*SOURCE PASSAGE:*
----------

Professional Fees. For the nine months ended June 30, 2015, professional fees were $16,963 compared to $148,914 for the nine months ended June 30, 2014. The June 30, 2014 figures included a one-time fee to promote the Company. Professional fees for the three months ended June 30, 2015, were $6,300 compared to $4,409 for the three months ended June 30, 2014.
Officer Compensation. For the nine months ended June 30, 2015, officer compensation was $269,247 compared to $105,095 for the nine month period ended June 30, 2014. Unpaid salaries were not accrued for the nine month period ending June 30, 2014 which accounts for the difference. For the three months ended June 30, 2015, officer compensation was $87,249 compared to $38,250 for the same period June 30, 2014. Again, the difference in the two periods was that the unpaid salary was not accrued. On October 1, 2013, the Company entered into employment agreements with Robert Rico, CEO and Calvin Lewis, VP. The contracts each have a term of 5 years with a base salary plus a bonus of 2% of sales annually. The annual base salaries are as follows:
Robert Rico | $ | 175,000 | ||
Calvin Lewis | $ | 150,000 |
18 |
Selling, General and Administrative Expense. For the nine months ended June 30, 2015, selling, general and administrative expense was $86,128 compared to $112,627 for the nine months ended June 30, 2014. The nine month period ending June 30, 2014, was much larger due to a one-time charge of $63,650 for consulting fees. Selling, general and administrative expense for the three months ended June 30, 2015, was $38,330 compared to $24,688 for the three months ended June 30, 2014.

----------

*PROBLEMS TO WORK ON:*
A. Name every expense category that has its own heading in the financial results passage.
B. Echo the section of the financial results passage that opens with the words containing "Professional Fees. For" and closes with "to $4,409 for the three months ended June 30, 2014.".

(Layout element annotations)
----------

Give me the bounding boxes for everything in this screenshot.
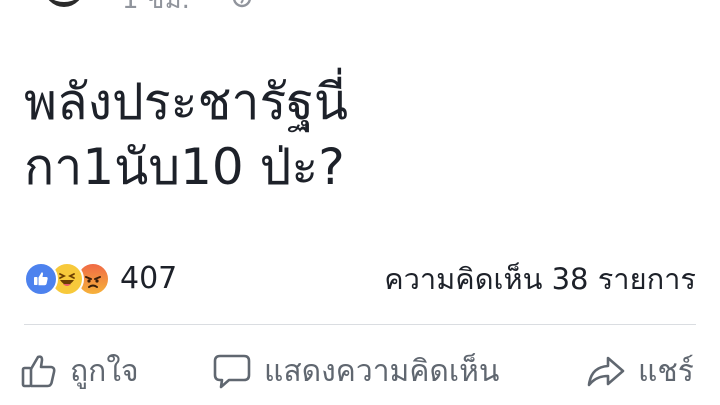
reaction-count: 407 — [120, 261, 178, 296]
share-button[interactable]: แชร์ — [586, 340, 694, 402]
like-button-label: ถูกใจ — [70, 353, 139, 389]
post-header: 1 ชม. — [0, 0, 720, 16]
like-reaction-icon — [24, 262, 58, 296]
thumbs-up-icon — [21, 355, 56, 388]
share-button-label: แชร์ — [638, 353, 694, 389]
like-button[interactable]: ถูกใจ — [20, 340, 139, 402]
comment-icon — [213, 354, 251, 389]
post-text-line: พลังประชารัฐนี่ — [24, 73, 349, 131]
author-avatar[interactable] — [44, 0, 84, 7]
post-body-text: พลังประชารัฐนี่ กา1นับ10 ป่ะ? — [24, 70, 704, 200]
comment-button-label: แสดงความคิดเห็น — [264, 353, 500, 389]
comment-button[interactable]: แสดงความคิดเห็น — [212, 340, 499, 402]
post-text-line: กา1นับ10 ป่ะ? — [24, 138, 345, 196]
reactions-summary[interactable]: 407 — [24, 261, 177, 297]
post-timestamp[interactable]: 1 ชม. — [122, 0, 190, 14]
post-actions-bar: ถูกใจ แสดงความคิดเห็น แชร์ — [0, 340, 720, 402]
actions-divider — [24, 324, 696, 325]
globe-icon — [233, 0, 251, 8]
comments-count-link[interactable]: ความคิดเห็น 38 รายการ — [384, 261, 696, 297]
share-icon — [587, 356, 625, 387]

----------

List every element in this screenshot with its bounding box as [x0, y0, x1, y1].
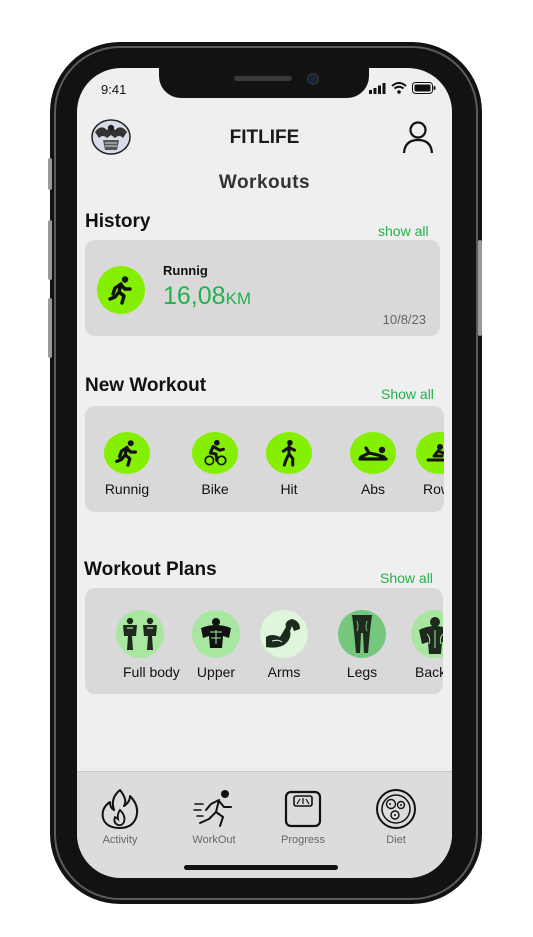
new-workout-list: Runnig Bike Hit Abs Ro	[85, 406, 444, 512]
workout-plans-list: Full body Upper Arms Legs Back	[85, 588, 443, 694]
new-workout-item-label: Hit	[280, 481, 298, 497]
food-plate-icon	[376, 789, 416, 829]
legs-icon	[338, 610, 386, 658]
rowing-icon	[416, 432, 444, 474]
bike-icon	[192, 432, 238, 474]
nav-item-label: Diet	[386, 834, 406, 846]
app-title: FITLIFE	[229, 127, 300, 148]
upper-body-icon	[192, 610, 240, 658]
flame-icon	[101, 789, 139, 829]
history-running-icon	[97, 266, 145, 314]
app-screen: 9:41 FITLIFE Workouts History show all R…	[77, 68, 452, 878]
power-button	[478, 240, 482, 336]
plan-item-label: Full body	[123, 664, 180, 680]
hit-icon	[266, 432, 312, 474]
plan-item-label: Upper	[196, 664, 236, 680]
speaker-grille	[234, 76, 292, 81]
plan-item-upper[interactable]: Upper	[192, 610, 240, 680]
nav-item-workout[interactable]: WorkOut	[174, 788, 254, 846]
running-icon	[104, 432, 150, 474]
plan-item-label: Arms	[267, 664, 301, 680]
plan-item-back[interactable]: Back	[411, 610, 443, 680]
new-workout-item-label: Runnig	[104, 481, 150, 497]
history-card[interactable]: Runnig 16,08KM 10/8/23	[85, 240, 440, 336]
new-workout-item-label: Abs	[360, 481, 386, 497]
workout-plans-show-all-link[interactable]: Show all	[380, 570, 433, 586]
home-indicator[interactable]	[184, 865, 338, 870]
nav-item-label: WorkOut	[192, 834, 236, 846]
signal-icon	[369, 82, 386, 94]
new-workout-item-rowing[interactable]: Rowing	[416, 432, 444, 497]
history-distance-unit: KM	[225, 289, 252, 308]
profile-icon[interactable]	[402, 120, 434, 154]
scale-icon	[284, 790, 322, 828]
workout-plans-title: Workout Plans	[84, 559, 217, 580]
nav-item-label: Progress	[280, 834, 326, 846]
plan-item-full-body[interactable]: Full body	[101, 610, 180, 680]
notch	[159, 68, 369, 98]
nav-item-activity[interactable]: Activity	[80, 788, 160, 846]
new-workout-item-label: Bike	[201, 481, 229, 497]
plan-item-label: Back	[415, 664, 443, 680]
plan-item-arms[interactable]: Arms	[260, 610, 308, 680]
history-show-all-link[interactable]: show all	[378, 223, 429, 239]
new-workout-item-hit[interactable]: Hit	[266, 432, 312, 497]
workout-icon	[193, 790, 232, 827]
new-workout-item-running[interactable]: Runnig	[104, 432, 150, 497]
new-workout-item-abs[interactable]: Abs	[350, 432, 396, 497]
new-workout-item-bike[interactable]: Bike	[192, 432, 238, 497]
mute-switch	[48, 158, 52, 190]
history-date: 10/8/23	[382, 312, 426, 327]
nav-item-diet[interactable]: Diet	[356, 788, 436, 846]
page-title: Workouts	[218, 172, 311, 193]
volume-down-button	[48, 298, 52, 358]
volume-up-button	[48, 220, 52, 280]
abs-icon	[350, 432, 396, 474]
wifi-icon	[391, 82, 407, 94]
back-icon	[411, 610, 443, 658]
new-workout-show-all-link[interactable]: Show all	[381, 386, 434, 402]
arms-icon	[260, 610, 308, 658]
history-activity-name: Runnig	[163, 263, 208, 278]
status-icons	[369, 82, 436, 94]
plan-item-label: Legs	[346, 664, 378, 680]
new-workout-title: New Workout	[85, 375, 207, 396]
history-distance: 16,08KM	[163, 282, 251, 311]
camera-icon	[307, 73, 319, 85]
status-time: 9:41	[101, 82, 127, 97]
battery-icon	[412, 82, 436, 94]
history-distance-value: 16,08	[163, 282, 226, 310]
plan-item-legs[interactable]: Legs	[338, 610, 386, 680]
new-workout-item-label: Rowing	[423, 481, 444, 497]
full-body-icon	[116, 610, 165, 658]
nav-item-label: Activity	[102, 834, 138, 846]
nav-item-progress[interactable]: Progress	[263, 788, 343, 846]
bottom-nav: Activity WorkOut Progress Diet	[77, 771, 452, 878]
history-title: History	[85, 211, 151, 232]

----------

*OUTPUTS IN ORDER:*
A.
Professional Fees
Officer Compensation
Selling, General and Administrative Expense

B.
Professional Fees. For the nine months ended June 30, 2015, professional fees were $16,963 compared to $148,914 for the nine months ended June 30, 2014. The June 30, 2014 figures included a one-time fee to promote the Company. Professional fees for the three months ended June 30, 2015, were $6,300 compared to $4,409 for the three months ended June 30, 2014.